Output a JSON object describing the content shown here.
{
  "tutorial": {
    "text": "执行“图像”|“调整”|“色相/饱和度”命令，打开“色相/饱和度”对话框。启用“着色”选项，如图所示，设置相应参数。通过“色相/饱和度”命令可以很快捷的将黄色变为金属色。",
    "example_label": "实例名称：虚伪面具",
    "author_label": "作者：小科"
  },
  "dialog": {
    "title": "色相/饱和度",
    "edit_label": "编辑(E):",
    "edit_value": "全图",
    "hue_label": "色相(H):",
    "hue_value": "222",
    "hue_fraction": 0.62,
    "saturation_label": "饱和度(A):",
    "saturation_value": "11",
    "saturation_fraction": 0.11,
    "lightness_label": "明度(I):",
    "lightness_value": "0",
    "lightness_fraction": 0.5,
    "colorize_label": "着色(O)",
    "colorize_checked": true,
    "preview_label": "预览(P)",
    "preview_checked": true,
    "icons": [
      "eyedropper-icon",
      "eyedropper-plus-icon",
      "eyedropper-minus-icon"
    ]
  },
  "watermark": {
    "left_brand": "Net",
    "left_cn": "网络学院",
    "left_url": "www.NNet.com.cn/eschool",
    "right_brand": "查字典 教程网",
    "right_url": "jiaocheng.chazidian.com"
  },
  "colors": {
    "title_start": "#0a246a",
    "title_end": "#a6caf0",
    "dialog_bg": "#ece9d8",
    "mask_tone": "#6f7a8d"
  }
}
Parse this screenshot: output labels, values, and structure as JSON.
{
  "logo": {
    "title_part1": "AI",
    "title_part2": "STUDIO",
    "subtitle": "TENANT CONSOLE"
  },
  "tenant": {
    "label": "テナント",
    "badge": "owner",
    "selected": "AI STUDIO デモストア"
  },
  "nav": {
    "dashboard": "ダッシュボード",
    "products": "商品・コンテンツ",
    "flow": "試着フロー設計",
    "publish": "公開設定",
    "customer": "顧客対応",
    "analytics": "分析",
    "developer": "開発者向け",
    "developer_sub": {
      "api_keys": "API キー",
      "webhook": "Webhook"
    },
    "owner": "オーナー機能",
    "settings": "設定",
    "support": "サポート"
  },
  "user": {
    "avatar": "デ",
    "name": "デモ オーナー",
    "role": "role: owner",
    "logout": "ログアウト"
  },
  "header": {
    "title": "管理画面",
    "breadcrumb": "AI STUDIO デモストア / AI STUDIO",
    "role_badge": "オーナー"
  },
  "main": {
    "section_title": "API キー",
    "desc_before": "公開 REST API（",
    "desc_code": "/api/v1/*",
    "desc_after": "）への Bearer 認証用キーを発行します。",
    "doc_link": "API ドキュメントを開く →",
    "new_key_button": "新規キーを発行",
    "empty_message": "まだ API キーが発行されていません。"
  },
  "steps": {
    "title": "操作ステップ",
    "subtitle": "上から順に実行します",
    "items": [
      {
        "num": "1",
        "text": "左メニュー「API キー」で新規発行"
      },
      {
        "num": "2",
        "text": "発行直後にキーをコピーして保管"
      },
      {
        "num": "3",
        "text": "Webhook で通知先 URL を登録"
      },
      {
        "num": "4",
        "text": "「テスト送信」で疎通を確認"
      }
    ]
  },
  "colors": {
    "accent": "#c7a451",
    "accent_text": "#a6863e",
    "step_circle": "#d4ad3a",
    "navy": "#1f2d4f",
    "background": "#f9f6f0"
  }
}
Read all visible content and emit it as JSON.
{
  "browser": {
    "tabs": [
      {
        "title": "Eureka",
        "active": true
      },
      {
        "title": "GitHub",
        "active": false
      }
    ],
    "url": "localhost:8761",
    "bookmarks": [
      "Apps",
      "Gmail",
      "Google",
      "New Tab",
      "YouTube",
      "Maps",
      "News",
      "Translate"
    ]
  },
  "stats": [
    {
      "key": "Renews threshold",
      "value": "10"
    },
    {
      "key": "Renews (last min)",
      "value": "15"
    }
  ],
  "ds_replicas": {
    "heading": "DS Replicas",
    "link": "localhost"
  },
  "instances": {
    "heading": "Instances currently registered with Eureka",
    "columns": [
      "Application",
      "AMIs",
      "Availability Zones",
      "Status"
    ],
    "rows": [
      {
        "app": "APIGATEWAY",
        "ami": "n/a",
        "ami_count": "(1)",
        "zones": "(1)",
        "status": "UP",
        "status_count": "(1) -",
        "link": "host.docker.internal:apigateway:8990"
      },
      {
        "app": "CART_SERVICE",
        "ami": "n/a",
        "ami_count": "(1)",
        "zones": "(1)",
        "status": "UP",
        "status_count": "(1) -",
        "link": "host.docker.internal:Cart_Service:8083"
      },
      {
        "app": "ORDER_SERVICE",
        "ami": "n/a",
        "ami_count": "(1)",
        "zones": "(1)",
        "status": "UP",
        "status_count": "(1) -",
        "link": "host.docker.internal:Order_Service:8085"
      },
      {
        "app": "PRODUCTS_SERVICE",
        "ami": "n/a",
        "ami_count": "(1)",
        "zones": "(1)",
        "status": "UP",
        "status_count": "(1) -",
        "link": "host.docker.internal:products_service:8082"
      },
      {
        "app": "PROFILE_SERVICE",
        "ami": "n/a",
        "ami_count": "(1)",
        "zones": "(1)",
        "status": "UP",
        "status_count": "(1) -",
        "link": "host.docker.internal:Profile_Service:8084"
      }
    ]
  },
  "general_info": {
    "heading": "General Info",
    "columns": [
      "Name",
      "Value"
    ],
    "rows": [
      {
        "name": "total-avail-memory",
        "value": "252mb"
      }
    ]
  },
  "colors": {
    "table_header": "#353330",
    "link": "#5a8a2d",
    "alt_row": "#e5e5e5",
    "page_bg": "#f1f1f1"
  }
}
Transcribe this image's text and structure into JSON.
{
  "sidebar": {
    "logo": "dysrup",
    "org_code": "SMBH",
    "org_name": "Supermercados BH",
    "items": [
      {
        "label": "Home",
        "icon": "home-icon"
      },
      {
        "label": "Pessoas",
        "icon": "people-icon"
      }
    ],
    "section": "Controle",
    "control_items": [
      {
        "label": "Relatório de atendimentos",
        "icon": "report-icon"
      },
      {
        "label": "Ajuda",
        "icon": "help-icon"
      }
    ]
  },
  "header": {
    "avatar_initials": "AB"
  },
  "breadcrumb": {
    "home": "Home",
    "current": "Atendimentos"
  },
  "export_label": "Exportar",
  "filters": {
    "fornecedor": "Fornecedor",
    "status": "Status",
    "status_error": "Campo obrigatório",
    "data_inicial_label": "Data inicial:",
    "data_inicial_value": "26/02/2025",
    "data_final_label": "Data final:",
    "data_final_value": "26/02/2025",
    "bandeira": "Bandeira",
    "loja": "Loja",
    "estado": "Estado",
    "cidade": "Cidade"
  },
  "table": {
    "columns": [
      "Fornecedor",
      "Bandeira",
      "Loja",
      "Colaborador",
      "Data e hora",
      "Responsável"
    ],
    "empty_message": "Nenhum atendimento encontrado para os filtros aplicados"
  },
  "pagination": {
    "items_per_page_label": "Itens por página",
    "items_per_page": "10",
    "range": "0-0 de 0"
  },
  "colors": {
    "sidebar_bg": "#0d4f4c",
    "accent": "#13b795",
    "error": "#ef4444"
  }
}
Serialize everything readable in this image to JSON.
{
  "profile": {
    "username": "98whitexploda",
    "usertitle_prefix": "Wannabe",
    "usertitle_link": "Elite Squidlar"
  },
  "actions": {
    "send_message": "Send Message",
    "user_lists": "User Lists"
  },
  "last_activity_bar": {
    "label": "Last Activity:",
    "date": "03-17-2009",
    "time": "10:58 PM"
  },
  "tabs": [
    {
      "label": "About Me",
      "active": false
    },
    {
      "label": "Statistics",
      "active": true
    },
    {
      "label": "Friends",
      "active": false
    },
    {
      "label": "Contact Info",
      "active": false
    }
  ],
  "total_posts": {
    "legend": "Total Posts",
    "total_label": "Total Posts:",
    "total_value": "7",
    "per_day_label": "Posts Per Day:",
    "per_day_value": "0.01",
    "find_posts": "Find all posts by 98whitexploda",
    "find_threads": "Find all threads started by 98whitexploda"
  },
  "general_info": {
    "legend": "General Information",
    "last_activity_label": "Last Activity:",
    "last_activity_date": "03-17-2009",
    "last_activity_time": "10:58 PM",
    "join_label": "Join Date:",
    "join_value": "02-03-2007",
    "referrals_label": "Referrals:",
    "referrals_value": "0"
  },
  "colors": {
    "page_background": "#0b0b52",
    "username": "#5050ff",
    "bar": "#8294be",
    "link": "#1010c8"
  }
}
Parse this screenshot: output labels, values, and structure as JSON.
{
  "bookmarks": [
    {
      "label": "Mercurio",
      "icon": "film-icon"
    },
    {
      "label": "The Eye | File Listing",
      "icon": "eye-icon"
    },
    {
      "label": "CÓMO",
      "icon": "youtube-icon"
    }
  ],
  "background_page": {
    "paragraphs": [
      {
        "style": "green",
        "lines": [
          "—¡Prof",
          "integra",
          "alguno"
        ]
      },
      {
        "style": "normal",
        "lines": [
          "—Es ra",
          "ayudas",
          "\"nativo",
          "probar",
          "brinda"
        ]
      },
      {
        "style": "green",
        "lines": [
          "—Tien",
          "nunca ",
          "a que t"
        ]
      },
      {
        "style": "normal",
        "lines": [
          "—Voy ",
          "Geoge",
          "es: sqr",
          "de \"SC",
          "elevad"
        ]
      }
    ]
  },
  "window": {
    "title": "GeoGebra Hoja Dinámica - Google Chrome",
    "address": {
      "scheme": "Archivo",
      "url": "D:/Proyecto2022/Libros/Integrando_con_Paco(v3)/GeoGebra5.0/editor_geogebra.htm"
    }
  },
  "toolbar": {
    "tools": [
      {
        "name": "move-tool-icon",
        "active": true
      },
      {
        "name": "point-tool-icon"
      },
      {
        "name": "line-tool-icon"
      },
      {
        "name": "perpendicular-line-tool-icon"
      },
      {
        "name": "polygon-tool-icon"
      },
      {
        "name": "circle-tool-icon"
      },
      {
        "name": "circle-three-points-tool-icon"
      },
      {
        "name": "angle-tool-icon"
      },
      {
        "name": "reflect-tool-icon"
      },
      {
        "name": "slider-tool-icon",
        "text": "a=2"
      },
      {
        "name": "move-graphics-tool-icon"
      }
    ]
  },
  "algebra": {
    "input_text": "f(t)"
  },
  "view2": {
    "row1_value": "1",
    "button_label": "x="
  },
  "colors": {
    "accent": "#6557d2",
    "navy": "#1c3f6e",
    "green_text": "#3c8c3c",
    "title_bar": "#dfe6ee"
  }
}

=-=-=-=-=

- _TO DO_:
State how many lines of the records hold the string "true", and nothing else.

- _RESPONSE BELOW_:
5